§ **Task**
Each line in the entries below that holds the string "EURJPY" is to be listed.

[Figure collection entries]
-- start --
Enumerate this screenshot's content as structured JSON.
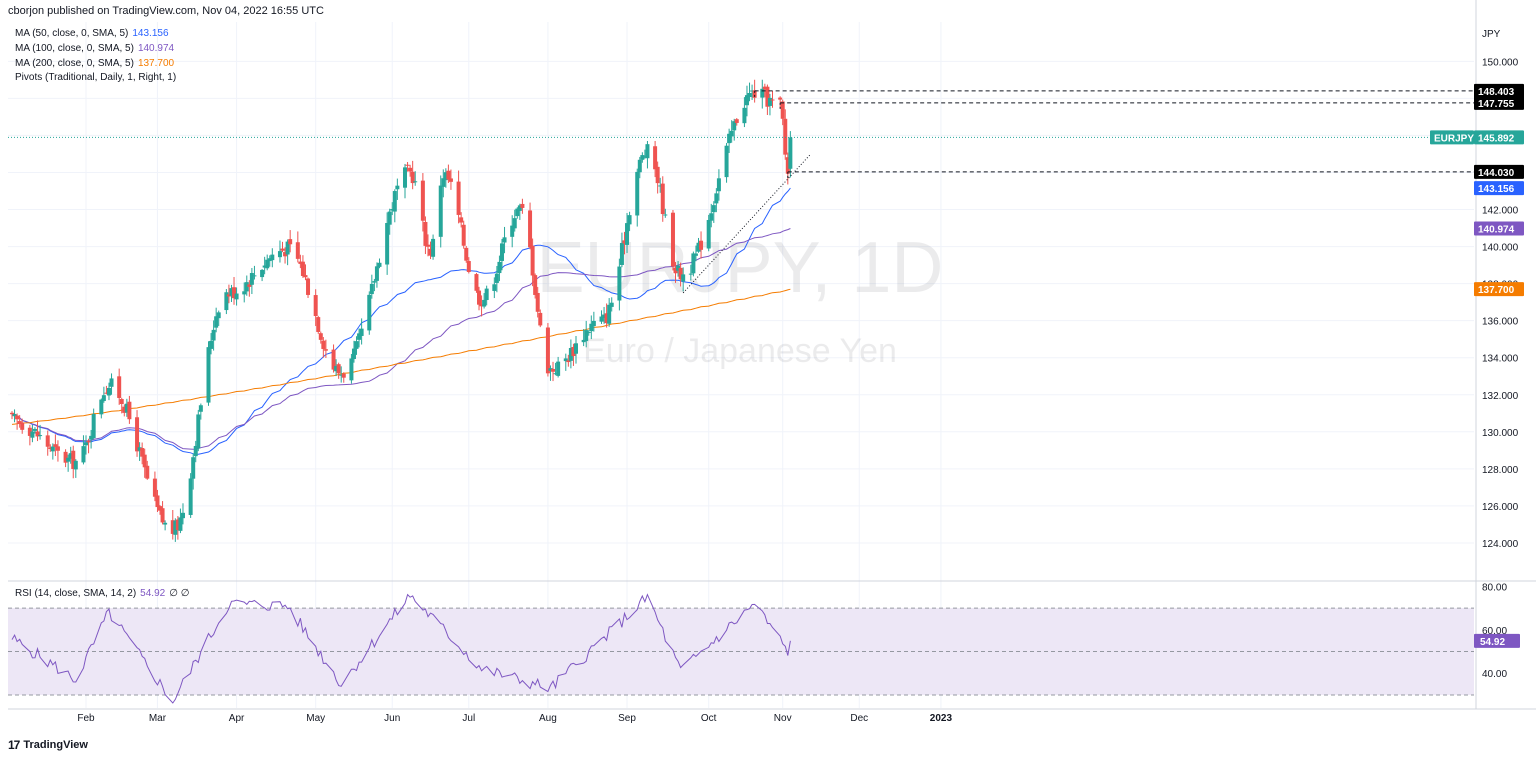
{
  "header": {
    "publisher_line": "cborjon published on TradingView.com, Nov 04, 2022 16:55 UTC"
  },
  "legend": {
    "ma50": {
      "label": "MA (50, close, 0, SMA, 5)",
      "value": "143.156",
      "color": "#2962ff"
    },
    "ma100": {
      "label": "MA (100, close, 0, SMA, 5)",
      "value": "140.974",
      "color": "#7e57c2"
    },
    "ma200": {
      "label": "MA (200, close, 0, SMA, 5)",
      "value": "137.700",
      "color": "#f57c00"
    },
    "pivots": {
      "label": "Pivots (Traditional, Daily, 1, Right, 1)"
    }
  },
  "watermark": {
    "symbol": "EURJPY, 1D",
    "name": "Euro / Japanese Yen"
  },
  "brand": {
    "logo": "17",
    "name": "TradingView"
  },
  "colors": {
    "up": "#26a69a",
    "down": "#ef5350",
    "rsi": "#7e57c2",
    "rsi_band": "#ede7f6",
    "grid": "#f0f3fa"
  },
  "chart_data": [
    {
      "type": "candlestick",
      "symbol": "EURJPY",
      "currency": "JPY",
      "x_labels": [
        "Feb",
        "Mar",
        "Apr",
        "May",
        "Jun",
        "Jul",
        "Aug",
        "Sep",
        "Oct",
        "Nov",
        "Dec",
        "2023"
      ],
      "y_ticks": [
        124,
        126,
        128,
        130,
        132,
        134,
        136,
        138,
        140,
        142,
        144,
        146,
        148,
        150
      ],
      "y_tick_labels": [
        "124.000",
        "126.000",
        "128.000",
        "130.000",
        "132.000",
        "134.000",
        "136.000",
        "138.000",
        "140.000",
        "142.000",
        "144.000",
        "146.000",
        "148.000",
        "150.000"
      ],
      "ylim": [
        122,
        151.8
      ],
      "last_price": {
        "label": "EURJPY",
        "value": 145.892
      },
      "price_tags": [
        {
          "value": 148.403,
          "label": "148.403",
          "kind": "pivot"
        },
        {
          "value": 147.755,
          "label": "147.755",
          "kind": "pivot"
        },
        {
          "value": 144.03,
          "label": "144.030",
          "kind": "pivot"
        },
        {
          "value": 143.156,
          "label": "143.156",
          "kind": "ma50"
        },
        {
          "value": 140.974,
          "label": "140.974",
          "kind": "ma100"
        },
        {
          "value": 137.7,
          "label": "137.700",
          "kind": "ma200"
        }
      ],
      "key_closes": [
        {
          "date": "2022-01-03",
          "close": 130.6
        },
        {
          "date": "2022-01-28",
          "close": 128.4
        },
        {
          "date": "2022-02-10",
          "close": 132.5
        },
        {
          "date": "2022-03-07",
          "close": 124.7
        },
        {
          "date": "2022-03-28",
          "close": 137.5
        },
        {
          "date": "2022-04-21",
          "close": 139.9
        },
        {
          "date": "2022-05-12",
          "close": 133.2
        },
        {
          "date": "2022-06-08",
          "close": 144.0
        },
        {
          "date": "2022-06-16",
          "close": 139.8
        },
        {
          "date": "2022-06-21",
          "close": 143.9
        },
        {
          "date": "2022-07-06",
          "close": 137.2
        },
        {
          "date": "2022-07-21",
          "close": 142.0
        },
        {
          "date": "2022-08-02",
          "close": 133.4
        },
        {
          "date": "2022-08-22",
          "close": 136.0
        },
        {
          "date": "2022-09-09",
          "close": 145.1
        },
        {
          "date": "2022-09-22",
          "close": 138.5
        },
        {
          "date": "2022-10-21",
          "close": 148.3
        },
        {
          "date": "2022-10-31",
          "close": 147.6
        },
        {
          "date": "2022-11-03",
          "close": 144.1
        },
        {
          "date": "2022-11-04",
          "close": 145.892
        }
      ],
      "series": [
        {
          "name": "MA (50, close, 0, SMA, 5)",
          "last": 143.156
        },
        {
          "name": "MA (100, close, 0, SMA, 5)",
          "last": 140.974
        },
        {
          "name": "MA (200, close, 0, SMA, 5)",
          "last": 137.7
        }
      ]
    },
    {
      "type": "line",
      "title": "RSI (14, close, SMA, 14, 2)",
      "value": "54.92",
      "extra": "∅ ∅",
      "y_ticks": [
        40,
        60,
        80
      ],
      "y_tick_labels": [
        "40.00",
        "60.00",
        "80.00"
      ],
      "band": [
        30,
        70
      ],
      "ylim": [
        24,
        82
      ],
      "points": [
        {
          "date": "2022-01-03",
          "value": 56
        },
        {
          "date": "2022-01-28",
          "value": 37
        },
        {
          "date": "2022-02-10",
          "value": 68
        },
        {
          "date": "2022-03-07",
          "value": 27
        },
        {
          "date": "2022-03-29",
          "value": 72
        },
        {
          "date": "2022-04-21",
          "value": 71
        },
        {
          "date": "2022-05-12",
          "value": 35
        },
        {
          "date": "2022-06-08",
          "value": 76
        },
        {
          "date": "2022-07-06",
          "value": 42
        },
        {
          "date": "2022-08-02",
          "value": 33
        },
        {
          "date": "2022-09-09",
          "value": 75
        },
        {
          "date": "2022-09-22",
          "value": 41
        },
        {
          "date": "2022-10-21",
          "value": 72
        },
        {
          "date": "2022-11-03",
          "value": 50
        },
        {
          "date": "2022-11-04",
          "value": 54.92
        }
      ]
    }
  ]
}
-- end --
-- start --
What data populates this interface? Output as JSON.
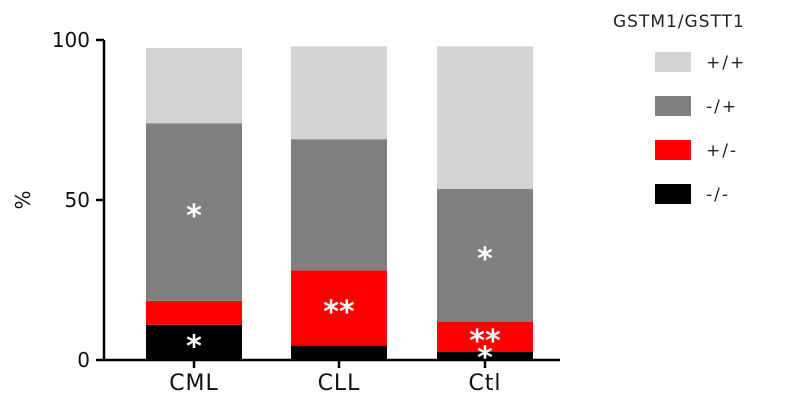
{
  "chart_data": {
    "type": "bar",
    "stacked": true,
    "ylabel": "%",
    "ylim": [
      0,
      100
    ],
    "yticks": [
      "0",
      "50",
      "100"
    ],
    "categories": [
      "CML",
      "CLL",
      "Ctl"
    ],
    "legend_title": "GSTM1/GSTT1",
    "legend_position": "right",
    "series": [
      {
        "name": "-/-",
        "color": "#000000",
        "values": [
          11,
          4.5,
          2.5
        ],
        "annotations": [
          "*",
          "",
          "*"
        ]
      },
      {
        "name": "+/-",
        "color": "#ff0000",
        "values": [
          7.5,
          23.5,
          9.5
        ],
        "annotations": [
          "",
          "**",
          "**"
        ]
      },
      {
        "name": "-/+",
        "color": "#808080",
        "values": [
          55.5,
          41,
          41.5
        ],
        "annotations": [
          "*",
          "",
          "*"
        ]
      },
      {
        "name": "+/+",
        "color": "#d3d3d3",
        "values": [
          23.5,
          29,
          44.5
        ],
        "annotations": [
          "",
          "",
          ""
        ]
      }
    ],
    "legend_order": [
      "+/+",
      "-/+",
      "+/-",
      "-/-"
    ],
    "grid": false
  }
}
-- end --
§ **Result below**
    "symbol": "EURJPY, 1D",
      "symbol": "EURJPY",
        "label": "EURJPY",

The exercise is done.